Supplied records:
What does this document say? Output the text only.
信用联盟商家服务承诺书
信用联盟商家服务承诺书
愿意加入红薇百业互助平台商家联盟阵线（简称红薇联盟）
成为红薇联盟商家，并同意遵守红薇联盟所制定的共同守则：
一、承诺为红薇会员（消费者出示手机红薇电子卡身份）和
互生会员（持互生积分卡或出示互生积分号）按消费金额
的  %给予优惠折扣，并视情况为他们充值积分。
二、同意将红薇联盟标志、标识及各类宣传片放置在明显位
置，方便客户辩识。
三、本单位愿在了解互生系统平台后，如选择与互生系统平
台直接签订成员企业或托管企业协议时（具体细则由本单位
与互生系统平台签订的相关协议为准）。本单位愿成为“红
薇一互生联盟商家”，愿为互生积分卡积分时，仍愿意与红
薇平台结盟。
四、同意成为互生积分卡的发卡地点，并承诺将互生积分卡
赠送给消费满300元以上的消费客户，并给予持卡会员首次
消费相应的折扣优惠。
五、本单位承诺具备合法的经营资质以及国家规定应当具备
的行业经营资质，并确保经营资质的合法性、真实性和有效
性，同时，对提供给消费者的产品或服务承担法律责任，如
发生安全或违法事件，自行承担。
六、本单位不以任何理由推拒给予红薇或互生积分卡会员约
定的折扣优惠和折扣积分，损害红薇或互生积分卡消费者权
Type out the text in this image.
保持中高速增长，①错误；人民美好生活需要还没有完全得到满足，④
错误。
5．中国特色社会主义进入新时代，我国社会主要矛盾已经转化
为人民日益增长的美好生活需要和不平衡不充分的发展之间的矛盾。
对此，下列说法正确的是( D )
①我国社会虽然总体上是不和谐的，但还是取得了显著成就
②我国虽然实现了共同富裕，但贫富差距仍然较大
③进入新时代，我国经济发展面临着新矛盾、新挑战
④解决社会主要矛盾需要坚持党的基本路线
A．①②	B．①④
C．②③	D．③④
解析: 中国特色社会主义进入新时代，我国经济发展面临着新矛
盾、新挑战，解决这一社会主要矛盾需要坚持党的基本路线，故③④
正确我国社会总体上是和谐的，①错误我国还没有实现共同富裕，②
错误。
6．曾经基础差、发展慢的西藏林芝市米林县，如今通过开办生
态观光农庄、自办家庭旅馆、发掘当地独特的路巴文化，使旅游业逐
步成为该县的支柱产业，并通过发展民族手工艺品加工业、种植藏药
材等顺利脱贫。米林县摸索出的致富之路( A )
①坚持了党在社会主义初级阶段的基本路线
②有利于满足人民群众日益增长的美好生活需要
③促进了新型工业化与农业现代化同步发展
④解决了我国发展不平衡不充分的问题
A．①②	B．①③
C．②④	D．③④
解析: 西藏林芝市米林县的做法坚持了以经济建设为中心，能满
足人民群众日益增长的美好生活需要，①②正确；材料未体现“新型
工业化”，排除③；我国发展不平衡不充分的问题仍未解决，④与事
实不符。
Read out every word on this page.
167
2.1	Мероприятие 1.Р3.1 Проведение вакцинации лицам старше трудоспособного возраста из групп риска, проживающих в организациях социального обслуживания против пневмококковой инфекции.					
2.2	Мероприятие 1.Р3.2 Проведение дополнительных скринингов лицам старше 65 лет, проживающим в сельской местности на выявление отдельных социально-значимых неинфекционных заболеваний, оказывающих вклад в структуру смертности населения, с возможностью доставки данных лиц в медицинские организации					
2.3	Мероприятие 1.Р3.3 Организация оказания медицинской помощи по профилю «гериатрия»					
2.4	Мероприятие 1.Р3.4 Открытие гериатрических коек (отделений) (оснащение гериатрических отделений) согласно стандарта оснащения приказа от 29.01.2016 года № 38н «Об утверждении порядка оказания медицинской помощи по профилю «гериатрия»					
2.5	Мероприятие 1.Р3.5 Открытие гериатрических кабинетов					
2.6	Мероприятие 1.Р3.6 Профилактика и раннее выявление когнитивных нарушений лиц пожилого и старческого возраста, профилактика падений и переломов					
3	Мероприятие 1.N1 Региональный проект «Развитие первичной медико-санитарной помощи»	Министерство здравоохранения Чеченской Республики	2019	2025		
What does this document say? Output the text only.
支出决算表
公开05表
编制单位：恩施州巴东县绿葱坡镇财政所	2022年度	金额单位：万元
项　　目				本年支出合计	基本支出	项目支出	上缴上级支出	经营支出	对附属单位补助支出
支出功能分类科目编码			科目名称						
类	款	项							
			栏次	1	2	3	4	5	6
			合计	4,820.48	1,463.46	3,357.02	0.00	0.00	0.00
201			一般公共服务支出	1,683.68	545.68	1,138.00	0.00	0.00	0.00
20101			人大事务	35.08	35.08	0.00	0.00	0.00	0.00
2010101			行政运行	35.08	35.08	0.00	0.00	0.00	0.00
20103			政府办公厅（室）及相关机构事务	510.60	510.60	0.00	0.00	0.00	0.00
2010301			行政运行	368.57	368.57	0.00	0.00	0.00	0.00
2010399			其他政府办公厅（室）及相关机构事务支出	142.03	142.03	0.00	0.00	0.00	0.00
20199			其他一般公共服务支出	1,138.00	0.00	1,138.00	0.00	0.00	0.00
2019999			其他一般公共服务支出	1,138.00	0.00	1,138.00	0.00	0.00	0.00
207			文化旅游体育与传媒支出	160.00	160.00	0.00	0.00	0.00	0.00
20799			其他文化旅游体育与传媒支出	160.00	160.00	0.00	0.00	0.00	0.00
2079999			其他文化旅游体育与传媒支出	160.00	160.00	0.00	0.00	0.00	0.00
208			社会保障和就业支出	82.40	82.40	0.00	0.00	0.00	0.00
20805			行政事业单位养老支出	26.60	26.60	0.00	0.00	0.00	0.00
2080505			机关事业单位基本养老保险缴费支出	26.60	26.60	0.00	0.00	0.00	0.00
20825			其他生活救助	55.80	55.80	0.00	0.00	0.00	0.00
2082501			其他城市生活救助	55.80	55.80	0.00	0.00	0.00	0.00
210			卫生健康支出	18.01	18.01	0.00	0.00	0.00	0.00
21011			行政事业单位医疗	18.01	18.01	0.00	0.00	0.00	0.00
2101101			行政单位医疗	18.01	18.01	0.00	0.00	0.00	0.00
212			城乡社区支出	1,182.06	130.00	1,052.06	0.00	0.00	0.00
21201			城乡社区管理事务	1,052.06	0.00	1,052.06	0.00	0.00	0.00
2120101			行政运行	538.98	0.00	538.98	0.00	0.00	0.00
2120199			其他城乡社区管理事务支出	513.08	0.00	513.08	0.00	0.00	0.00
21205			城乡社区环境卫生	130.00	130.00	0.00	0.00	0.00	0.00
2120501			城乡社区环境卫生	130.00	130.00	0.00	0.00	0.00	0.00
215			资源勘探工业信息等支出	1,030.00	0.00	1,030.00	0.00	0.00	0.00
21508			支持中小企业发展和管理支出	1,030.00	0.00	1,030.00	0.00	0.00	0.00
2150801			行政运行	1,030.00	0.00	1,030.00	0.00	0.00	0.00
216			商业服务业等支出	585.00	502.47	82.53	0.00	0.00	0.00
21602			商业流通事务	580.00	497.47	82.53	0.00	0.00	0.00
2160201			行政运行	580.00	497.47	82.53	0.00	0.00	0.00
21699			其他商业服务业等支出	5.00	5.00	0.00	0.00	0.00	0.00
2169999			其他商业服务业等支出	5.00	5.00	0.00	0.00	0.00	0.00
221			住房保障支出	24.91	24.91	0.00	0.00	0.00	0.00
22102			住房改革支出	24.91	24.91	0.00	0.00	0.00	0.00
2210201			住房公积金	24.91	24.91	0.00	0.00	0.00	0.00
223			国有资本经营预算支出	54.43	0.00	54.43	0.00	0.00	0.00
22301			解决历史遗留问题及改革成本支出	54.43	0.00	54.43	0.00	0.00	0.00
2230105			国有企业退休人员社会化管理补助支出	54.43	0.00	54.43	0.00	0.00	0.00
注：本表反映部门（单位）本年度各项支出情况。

The exercise:
Tally the lines above that contain the word "this", and reply with only the number.

Exercise solution:
4